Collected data
•••

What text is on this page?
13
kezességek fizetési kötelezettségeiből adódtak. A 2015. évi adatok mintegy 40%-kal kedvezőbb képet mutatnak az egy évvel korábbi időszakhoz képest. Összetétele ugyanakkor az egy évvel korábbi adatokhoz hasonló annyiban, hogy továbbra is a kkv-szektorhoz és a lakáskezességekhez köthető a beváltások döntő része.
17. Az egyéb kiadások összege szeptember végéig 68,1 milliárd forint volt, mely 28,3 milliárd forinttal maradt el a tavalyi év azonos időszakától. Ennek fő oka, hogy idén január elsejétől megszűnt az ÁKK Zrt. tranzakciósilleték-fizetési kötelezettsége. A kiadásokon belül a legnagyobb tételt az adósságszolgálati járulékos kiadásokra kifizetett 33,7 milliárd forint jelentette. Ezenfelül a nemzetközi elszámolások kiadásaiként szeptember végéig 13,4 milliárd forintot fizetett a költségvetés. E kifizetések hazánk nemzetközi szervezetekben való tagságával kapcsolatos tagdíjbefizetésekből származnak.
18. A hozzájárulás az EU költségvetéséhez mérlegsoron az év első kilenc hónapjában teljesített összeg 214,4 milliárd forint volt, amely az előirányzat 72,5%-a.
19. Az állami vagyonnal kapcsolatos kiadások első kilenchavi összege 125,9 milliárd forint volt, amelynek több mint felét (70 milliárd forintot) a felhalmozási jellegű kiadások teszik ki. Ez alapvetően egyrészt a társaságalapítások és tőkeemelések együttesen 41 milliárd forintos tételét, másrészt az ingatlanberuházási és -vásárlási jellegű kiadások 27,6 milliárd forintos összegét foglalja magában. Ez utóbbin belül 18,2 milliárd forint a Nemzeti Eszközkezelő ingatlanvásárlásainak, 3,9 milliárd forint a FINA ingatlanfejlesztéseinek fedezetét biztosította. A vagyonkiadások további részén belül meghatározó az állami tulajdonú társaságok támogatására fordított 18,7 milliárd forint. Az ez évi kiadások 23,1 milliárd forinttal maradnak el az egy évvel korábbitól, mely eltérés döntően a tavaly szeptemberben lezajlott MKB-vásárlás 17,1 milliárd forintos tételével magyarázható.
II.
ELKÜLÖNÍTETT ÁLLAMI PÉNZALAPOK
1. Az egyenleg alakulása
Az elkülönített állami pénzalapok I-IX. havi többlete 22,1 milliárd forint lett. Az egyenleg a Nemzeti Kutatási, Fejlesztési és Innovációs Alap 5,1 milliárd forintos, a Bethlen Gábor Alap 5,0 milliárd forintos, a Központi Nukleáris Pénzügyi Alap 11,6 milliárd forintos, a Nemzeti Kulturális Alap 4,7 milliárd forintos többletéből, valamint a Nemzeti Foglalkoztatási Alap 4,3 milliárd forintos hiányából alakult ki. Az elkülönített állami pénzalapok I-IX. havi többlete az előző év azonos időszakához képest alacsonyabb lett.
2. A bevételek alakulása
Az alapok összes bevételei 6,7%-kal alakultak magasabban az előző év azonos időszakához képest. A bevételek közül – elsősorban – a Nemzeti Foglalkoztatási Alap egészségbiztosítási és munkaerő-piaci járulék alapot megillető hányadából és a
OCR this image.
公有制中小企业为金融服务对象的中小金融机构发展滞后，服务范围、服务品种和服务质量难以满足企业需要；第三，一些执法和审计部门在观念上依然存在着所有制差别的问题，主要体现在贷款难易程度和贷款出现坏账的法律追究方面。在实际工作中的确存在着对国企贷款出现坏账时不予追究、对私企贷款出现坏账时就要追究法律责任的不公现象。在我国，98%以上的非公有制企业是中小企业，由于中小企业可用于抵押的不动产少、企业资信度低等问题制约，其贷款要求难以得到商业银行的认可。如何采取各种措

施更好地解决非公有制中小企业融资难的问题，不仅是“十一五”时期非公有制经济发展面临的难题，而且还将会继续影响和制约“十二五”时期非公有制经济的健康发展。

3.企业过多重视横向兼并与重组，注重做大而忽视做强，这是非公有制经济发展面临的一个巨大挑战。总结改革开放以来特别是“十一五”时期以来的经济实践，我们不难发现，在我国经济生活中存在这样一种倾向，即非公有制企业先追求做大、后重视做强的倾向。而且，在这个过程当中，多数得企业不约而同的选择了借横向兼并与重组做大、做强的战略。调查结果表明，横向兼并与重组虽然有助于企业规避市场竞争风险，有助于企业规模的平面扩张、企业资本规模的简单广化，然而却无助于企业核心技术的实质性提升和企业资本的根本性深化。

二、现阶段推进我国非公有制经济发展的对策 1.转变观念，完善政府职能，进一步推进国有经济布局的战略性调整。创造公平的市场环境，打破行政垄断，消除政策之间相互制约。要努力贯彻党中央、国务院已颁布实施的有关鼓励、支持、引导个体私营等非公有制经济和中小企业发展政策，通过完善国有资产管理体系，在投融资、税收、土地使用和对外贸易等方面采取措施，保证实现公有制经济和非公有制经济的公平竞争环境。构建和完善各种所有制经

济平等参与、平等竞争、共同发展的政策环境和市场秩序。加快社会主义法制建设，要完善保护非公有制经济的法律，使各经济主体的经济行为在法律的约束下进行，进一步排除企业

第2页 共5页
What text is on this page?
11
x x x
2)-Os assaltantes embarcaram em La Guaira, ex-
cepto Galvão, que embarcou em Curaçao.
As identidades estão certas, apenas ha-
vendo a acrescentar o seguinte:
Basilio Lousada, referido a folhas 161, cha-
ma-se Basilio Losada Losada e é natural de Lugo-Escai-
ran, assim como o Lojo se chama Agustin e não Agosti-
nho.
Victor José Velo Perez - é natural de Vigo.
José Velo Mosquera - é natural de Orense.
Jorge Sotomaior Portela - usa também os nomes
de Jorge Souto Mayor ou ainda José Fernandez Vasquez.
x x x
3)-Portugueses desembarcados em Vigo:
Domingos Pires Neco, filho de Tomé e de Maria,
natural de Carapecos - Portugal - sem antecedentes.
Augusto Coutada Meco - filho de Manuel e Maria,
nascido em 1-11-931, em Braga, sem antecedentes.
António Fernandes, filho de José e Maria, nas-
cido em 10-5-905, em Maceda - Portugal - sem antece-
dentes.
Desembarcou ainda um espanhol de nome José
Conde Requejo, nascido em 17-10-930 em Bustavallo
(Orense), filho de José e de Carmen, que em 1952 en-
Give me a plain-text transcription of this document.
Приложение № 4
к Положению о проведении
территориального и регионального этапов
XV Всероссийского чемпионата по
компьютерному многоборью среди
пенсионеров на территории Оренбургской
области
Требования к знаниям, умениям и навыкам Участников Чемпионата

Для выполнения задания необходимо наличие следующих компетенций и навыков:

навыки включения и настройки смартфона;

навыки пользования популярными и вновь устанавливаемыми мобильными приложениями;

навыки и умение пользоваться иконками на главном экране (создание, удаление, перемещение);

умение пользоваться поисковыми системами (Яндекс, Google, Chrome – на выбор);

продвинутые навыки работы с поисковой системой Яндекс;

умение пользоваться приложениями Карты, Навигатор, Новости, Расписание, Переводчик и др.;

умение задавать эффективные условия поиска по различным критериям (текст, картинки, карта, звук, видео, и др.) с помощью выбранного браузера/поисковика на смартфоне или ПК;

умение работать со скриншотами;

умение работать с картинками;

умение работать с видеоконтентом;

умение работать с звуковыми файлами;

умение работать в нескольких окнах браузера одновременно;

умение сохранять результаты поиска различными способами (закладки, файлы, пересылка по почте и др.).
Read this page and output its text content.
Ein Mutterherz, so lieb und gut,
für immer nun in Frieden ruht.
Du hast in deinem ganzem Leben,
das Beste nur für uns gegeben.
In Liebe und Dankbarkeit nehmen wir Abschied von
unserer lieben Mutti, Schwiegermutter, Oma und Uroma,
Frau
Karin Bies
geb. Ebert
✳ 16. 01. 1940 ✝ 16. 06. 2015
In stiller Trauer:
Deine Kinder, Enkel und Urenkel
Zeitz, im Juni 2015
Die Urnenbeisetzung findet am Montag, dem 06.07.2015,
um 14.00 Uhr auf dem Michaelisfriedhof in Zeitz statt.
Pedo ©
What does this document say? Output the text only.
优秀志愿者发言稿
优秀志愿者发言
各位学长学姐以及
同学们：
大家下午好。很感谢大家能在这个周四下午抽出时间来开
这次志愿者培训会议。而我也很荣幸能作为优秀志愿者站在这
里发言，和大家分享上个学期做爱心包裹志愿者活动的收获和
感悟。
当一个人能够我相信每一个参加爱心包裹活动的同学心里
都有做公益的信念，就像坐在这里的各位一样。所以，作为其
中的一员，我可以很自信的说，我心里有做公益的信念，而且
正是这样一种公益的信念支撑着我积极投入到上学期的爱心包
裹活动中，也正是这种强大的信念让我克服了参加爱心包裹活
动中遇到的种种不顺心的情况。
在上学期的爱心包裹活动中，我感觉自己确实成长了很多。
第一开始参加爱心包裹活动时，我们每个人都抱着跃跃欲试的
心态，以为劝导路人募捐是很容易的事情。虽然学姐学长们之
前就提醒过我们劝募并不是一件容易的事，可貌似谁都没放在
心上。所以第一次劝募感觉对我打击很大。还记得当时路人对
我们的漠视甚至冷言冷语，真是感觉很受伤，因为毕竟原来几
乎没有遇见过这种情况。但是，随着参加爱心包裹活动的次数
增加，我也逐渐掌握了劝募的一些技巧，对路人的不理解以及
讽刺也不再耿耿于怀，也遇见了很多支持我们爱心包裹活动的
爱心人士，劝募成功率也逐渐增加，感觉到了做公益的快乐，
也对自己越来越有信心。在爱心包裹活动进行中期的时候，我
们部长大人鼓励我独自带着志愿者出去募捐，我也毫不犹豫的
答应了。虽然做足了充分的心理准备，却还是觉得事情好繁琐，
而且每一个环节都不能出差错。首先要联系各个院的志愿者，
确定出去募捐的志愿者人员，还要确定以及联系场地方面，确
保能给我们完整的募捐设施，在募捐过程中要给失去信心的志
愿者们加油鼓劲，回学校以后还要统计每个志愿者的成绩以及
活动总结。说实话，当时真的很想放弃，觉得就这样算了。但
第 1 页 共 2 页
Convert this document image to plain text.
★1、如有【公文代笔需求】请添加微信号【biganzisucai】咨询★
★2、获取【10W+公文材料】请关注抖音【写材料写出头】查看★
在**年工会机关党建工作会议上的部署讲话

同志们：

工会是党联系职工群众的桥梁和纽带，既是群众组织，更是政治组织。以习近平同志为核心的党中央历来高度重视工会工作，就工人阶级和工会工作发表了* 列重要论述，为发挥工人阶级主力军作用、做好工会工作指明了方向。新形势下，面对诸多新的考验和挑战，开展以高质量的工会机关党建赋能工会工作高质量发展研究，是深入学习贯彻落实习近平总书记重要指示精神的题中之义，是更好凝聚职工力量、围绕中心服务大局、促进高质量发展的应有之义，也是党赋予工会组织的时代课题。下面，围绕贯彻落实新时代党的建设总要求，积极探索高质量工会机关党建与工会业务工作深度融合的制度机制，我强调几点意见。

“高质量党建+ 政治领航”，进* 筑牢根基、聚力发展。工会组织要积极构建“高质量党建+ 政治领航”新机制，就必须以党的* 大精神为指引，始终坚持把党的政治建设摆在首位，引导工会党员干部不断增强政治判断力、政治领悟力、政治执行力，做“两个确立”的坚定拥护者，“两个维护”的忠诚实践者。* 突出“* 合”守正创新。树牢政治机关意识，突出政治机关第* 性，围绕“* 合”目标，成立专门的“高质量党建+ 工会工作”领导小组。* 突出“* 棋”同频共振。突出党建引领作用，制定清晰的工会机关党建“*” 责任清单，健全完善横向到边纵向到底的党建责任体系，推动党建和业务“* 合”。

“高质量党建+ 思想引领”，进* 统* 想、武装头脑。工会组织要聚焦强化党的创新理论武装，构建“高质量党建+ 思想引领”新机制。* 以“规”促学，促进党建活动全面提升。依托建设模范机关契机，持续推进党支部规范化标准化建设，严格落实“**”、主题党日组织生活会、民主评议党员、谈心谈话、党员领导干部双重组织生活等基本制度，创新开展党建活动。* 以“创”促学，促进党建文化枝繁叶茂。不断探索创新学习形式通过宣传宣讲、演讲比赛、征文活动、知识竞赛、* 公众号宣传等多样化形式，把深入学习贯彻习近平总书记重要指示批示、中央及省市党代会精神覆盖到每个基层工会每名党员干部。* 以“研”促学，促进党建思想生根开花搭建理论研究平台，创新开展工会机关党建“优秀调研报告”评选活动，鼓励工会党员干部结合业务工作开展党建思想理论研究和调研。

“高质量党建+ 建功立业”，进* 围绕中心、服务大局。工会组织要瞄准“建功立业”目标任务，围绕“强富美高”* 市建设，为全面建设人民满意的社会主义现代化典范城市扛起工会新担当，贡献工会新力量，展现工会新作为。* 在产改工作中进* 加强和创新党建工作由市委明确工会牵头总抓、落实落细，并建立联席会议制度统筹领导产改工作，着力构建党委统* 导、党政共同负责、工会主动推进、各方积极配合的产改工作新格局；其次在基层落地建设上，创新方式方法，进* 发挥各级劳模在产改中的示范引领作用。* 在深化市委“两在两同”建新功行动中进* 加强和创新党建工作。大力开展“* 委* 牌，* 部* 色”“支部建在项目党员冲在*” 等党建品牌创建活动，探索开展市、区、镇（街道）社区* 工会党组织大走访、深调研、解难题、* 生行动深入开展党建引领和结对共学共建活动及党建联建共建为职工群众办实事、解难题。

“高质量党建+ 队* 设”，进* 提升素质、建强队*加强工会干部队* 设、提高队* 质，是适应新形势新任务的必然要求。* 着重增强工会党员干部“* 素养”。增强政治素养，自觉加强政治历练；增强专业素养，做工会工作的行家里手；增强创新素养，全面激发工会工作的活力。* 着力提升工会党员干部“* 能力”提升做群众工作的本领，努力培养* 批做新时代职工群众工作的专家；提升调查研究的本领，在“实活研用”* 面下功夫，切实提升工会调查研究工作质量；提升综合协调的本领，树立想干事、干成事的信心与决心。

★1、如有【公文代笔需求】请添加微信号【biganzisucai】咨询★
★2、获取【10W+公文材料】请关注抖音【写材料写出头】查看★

•••

**WHAT TO WORK ON**
Show every line from the listing above in which the string "nascido" appears.

**COMPLETED TASK**
nascido em 1-11-931, em Braga, sem antecedentes.
Conde Requejo, nascido em 17-10-930 em Bustavallo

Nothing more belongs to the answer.